● Passage
══════
In a letter to Disney’s Bob Iger, Fox’s Lachlan Murdoch and Warner Bros. Discovery’s David Zaslav, U.S. Rep. Jerry Nadler (D-NY) and Rep. Joaquin Castro (D-TX) have raised anti-competitive concerns over the launch of a new joint sports streaming venture.

Earlier this year, the three companies announced plans to release a combined streaming service that brings together their respective sports portfolios. Since then, the idea of a mega sports service has raised some concerns. Most notably from Fubo, who filed a lawsuit in a bid to block the service from launching in its current form.

Following reports suggesting the Department of Justice plans to take a closer look at the joint venture, the two lawmakers have now added to the concerns by questioning how this new streaming product might affect competition and choice within the sports streaming space.

In the letter, Nadler and Castro highlight how the three companies collectively control 80-percent of the most popular sports content and question whether “consolidation will result in higher prices for consumers and less fair licensing terms for upstream sports leagues and downstream video distributors.”
══════
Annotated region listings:
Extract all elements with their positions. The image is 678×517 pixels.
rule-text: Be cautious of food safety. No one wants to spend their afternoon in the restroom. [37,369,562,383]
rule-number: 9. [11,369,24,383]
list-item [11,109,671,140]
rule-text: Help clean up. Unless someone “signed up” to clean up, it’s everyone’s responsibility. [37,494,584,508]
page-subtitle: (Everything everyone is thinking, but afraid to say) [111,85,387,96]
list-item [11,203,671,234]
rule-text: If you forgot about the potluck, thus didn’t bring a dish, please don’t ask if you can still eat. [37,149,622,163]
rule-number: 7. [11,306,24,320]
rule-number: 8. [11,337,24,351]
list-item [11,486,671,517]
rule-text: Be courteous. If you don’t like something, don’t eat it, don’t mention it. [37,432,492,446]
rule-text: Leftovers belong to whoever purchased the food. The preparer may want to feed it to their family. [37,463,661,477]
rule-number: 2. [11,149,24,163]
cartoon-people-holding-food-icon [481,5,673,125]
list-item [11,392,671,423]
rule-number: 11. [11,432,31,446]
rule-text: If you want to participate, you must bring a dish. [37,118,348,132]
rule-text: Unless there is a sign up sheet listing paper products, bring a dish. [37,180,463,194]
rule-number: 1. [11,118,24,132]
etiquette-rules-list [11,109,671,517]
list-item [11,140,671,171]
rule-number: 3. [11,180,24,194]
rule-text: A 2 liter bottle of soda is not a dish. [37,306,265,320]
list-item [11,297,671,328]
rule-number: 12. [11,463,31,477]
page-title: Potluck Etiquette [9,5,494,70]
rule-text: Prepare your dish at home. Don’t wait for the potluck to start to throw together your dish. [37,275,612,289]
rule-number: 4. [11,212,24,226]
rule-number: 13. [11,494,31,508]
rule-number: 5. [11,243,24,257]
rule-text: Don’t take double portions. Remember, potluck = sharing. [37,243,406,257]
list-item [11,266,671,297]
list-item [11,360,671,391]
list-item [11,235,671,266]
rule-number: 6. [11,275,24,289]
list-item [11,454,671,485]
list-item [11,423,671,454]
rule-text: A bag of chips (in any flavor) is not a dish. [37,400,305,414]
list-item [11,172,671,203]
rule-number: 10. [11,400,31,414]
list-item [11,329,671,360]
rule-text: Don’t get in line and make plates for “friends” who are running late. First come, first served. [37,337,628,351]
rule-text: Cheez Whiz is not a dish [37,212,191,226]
══════
● Problem set
• a. Revise the annotated region listing rows starting at the beginning of the listings and ending at the line containing "page-subtitle: (Everything everyone", replacing "restroom" with "bathroom" and leaving everything else unchanged. Return only those lines.
• b. Resume the article on the lawmakers' letter about the joint sports streaming venture, starting after its final sentence.
The rows are unrelated to the article.

● Results in order
• a.
Extract all elements with their positions. The image is 678×517 pixels.
rule-text: Be cautious of food safety. No one wants to spend their afternoon in the bathroom. [37,369,562,383]
rule-number: 9. [11,369,24,383]
list-item [11,109,671,140]
rule-text: Help clean up. Unless someone “signed up” to clean up, it’s everyone’s responsibility. [37,494,584,508]
page-subtitle: (Everything everyone is thinking, but afraid to say) [111,85,387,96]

• b.
As a result of these concerns, the lawmakers are asking Disney, Fox, and Warner Bros. Discovery to provide additional information on the joint venture. Specifically, to provide answers on how quickly the service expects to grow, how much the service will cost (and in relation to existing costs for the same content), and what measures will be in place to protect competition within the space.

Disney, Fox and Warner Bros. Discovery has been asked to provide answers to the following questions by April 30, 2024.

  1. What are the relevant markets impacted by the Joint Venture?
  2. How many subscribers is the Joint Venture projected to have within 1, 3, and 5 years of launch?
  3. Will the Joint Venture distribute channels of non-joint venture partners?
  4. How will the Joint Venture Partners determine the pricing of their own sports channels (e.g., Fox Sports, ESPN) included in the Joint Venture?
  5. How do those prices compare to prices at which such channels are currently licensed to third-party MVPDs or virtual MVPDs?
  6. Will the Joint Venture Partners implement provisions to prevent anti-competitive sharing of pricing or other competitively sensitive information among each other?
  7. What measures will the Joint Venture Partners implement to prevent interlocking directorates?
  8. When will the pricing of the Joint Venture be determined and announced?
  9. What League Properties does each Joint Venture Partner currently hold the rights to, where “League Property” means a content licensing agreement with any of the following: the NFL, the NBA, the MLB, the NHL, the NCAA Basketball Tournament, NCAA Football (by major league) and NCAA Basketball (Men’s and Women’s). What League Properties to licensors other than the Joint Venture Partners hold the rights to?
  10. For each of the sports channels that will be included in the new service, how many hours of live events for League Properties does the channel transmit per calendar year?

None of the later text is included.